(REQUIRED TASK) Retype the whole listing verbatim and keep the pictures out of it.

(PROVIDED RECORDS)
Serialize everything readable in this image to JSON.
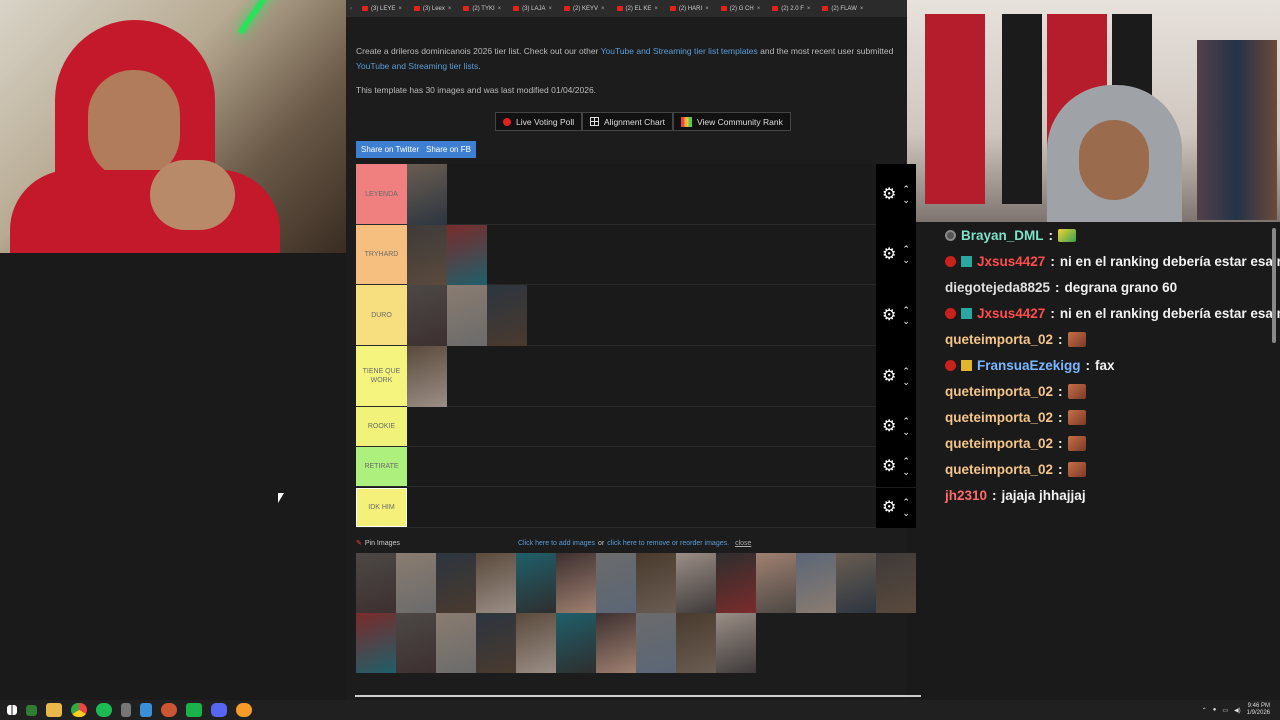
{
  "browser": {
    "tabs": [
      {
        "label": "(3) LEYE"
      },
      {
        "label": "(3) Leex"
      },
      {
        "label": "(2) TYKI"
      },
      {
        "label": "(3) LAJA"
      },
      {
        "label": "(2) KEYV"
      },
      {
        "label": "(2) EL KE"
      },
      {
        "label": "(2) HARI"
      },
      {
        "label": "(2) G CH"
      },
      {
        "label": "(2) 2.0 F"
      },
      {
        "label": "(2) FLAW"
      }
    ]
  },
  "intro": {
    "line_start": "Create a drileros dominicanois 2026 tier list. Check out our other ",
    "link1": "YouTube and Streaming tier list templates",
    "line_mid": " and the most recent user submitted ",
    "link2": "YouTube and Streaming tier lists",
    "line_end": ".",
    "meta": "This template has 30 images and was last modified 01/04/2026."
  },
  "toolbar": {
    "live_poll": "Live Voting Poll",
    "alignment": "Alignment Chart",
    "community": "View Community Rank",
    "share_twitter": "Share on Twitter",
    "share_fb": "Share on FB"
  },
  "tiers": [
    {
      "label": "LEYENDA",
      "color": "#f07f7f",
      "count": 1
    },
    {
      "label": "TRYHARD",
      "color": "#f6bf7f",
      "count": 2
    },
    {
      "label": "DURO",
      "color": "#f7de7f",
      "count": 3
    },
    {
      "label": "TIENE QUE WORK",
      "color": "#f5f47f",
      "count": 1
    },
    {
      "label": "ROOKIE",
      "color": "#f0f27a",
      "count": 0
    },
    {
      "label": "RETIRATE",
      "color": "#aef07d",
      "count": 0
    },
    {
      "label": "IDK HIM",
      "color": "#f4f07a",
      "count": 0
    }
  ],
  "pin": {
    "label": "Pin Images",
    "add": "Click here to add images",
    "or": "or",
    "remove": "click here to remove or reorder images.",
    "close": "close"
  },
  "chat": [
    {
      "user": "Brayan_DML",
      "text": "",
      "color": "#7fe2c8",
      "badges": [
        "gray"
      ],
      "emote": "yellow"
    },
    {
      "user": "Jxsus4427",
      "text": "ni en el ranking debería estar esa m",
      "color": "#ff4d4d",
      "badges": [
        "red",
        "teal"
      ]
    },
    {
      "user": "diegotejeda8825",
      "text": "degrana grano 60",
      "color": "#e0e0e0",
      "badges": []
    },
    {
      "user": "Jxsus4427",
      "text": "ni en el ranking debería estar esa m",
      "color": "#ff4d4d",
      "badges": [
        "red",
        "teal"
      ]
    },
    {
      "user": "queteimporta_02",
      "text": "",
      "color": "#f4c58a",
      "badges": [],
      "emote": "face"
    },
    {
      "user": "FransuaEzekigg",
      "text": "fax",
      "color": "#7ab6ff",
      "badges": [
        "red",
        "gold"
      ]
    },
    {
      "user": "queteimporta_02",
      "text": "",
      "color": "#f4c58a",
      "badges": [],
      "emote": "face"
    },
    {
      "user": "queteimporta_02",
      "text": "",
      "color": "#f4c58a",
      "badges": [],
      "emote": "face"
    },
    {
      "user": "queteimporta_02",
      "text": "",
      "color": "#f4c58a",
      "badges": [],
      "emote": "face"
    },
    {
      "user": "queteimporta_02",
      "text": "",
      "color": "#f4c58a",
      "badges": [],
      "emote": "face"
    },
    {
      "user": "jh2310",
      "text": "jajaja jhhajjaj",
      "color": "#ff6a6a",
      "badges": []
    }
  ],
  "taskbar": {
    "time": "9:46 PM",
    "date": "1/9/2026"
  }
}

(SOLUTION FOR THIS EXERCISE)
Serialize everything readable in this image to JSON.
{
  "browser": {
    "tabs": [
      {
        "label": "(3) LEYE"
      },
      {
        "label": "(3) Leex"
      },
      {
        "label": "(2) TYKI"
      },
      {
        "label": "(3) LAJA"
      },
      {
        "label": "(2) KEYV"
      },
      {
        "label": "(2) EL KE"
      },
      {
        "label": "(2) HARI"
      },
      {
        "label": "(2) G CH"
      },
      {
        "label": "(2) 2.0 F"
      },
      {
        "label": "(2) FLAW"
      }
    ]
  },
  "intro": {
    "line_start": "Create a drileros dominicanois 2026 tier list. Check out our other ",
    "link1": "YouTube and Streaming tier list templates",
    "line_mid": " and the most recent user submitted ",
    "link2": "YouTube and Streaming tier lists",
    "line_end": ".",
    "meta": "This template has 30 images and was last modified 01/04/2026."
  },
  "toolbar": {
    "live_poll": "Live Voting Poll",
    "alignment": "Alignment Chart",
    "community": "View Community Rank",
    "share_twitter": "Share on Twitter",
    "share_fb": "Share on FB"
  },
  "tiers": [
    {
      "label": "LEYENDA",
      "color": "#f07f7f",
      "count": 1
    },
    {
      "label": "TRYHARD",
      "color": "#f6bf7f",
      "count": 2
    },
    {
      "label": "DURO",
      "color": "#f7de7f",
      "count": 3
    },
    {
      "label": "TIENE QUE WORK",
      "color": "#f5f47f",
      "count": 1
    },
    {
      "label": "ROOKIE",
      "color": "#f0f27a",
      "count": 0
    },
    {
      "label": "RETIRATE",
      "color": "#aef07d",
      "count": 0
    },
    {
      "label": "IDK HIM",
      "color": "#f4f07a",
      "count": 0
    }
  ],
  "pin": {
    "label": "Pin Images",
    "add": "Click here to add images",
    "or": "or",
    "remove": "click here to remove or reorder images.",
    "close": "close"
  },
  "chat": [
    {
      "user": "Brayan_DML",
      "text": "",
      "color": "#7fe2c8",
      "badges": [
        "gray"
      ],
      "emote": "yellow"
    },
    {
      "user": "Jxsus4427",
      "text": "ni en el ranking debería estar esa m",
      "color": "#ff4d4d",
      "badges": [
        "red",
        "teal"
      ]
    },
    {
      "user": "diegotejeda8825",
      "text": "degrana grano 60",
      "color": "#e0e0e0",
      "badges": []
    },
    {
      "user": "Jxsus4427",
      "text": "ni en el ranking debería estar esa m",
      "color": "#ff4d4d",
      "badges": [
        "red",
        "teal"
      ]
    },
    {
      "user": "queteimporta_02",
      "text": "",
      "color": "#f4c58a",
      "badges": [],
      "emote": "face"
    },
    {
      "user": "FransuaEzekigg",
      "text": "fax",
      "color": "#7ab6ff",
      "badges": [
        "red",
        "gold"
      ]
    },
    {
      "user": "queteimporta_02",
      "text": "",
      "color": "#f4c58a",
      "badges": [],
      "emote": "face"
    },
    {
      "user": "queteimporta_02",
      "text": "",
      "color": "#f4c58a",
      "badges": [],
      "emote": "face"
    },
    {
      "user": "queteimporta_02",
      "text": "",
      "color": "#f4c58a",
      "badges": [],
      "emote": "face"
    },
    {
      "user": "queteimporta_02",
      "text": "",
      "color": "#f4c58a",
      "badges": [],
      "emote": "face"
    },
    {
      "user": "jh2310",
      "text": "jajaja jhhajjaj",
      "color": "#ff6a6a",
      "badges": []
    }
  ],
  "taskbar": {
    "time": "9:46 PM",
    "date": "1/9/2026"
  }
}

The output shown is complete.